■ WHAT YOU ARE ASKED TO DO:
Scan the following material for the string "through" and copy each line in which it appears.

■ MATERIALS PROVIDED:
»»

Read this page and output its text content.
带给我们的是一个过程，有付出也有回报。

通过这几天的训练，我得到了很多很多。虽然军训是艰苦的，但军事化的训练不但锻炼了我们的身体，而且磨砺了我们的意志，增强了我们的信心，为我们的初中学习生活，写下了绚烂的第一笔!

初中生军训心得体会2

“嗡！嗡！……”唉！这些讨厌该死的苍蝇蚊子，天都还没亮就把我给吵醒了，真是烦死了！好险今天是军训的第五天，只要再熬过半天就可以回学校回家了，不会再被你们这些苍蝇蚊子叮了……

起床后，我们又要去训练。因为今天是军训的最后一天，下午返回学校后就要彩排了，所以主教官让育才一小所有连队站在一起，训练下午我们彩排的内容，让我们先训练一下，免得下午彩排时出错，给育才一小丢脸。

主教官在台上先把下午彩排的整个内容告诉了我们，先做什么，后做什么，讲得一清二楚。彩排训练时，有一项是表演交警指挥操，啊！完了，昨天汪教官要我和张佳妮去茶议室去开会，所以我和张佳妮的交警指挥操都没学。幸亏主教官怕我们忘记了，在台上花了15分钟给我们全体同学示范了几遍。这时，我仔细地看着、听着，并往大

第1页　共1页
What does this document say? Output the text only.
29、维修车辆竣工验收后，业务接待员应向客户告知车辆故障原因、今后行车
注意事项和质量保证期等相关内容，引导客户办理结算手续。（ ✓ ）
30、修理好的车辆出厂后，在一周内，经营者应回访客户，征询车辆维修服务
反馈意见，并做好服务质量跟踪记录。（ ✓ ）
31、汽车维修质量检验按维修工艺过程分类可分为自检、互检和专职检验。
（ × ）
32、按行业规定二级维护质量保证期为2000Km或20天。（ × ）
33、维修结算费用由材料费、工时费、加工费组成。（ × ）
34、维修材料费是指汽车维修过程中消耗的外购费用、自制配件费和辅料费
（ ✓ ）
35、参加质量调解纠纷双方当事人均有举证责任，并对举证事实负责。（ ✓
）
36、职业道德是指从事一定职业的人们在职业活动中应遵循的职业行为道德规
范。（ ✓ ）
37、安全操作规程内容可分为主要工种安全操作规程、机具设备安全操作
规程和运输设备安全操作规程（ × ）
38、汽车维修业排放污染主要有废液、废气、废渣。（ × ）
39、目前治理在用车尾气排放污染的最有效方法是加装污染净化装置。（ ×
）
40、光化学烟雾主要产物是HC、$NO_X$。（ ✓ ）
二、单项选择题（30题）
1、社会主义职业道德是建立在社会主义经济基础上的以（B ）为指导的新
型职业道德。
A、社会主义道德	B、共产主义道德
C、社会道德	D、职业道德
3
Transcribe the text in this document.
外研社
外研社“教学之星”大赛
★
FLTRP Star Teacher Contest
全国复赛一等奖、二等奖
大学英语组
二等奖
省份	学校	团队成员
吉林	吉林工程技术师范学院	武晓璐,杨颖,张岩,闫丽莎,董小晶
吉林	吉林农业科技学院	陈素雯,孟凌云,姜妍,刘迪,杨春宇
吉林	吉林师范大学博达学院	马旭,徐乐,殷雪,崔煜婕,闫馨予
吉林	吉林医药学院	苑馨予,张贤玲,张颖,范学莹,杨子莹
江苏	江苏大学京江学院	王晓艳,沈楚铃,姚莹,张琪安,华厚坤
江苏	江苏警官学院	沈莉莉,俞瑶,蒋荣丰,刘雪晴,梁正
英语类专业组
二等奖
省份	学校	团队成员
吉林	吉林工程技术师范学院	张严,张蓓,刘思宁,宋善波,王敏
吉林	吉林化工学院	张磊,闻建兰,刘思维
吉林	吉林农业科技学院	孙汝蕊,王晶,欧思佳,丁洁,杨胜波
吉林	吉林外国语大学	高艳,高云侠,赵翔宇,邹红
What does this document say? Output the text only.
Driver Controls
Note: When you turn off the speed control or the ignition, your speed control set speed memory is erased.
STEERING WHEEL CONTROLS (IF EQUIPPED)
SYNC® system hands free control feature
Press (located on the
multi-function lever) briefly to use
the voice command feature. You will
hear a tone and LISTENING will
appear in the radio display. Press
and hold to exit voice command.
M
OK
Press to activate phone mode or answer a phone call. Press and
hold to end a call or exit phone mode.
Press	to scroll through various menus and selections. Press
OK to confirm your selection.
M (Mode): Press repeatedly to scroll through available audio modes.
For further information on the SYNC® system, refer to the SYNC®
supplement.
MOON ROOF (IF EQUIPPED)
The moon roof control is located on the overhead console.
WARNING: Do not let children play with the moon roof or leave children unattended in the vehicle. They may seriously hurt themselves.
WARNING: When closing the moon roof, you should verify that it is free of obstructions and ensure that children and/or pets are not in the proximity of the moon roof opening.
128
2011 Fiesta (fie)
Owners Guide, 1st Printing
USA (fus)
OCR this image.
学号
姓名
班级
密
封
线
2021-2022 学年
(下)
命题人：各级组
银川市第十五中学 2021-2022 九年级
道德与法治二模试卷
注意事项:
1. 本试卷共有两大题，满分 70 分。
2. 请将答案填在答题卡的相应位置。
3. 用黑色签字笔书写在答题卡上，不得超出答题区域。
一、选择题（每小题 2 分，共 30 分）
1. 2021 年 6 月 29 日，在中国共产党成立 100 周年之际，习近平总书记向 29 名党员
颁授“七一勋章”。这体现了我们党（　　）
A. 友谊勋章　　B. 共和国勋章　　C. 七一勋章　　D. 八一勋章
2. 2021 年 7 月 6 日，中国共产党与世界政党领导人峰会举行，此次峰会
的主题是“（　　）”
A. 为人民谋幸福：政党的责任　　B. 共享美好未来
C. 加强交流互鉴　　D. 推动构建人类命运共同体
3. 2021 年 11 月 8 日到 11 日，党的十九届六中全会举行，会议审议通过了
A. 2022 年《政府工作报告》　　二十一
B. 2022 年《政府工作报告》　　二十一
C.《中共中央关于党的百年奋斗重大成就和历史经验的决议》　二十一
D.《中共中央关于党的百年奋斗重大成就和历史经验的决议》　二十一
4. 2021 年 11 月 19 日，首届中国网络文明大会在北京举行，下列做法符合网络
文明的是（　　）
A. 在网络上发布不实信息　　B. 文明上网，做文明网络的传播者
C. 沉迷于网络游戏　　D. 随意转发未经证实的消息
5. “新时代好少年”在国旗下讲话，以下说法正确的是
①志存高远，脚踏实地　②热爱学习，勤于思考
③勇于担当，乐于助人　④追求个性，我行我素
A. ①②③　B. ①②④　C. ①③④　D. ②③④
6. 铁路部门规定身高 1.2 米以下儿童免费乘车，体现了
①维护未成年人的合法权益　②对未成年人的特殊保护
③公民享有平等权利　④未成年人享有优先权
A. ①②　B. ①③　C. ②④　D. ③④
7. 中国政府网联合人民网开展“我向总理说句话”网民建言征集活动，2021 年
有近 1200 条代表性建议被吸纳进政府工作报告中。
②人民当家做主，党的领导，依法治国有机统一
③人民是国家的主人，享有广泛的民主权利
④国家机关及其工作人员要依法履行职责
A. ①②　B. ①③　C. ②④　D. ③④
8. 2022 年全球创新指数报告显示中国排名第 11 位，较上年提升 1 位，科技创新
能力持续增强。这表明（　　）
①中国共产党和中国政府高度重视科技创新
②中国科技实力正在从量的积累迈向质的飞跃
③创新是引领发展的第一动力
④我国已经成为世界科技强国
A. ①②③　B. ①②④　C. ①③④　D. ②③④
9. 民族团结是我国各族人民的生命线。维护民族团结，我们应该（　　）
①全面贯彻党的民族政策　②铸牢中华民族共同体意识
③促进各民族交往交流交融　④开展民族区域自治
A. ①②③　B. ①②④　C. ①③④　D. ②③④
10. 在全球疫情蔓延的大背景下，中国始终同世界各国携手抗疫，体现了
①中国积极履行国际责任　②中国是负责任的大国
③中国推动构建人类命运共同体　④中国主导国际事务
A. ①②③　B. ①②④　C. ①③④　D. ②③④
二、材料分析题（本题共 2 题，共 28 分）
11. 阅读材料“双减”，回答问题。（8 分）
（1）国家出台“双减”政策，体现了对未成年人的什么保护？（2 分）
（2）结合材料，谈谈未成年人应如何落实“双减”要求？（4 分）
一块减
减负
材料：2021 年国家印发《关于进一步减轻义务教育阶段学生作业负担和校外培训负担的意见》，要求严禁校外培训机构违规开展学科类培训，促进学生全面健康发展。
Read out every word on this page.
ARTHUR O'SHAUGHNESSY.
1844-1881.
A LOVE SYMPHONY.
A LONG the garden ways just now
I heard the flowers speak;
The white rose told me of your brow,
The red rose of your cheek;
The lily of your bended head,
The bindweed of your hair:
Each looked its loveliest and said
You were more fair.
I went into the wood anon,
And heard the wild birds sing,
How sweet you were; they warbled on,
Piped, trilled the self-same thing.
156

««

■ TASK OUTPUT:
Press	to scroll through various menus and selections. Press
M (Mode): Press repeatedly to scroll through available audio modes.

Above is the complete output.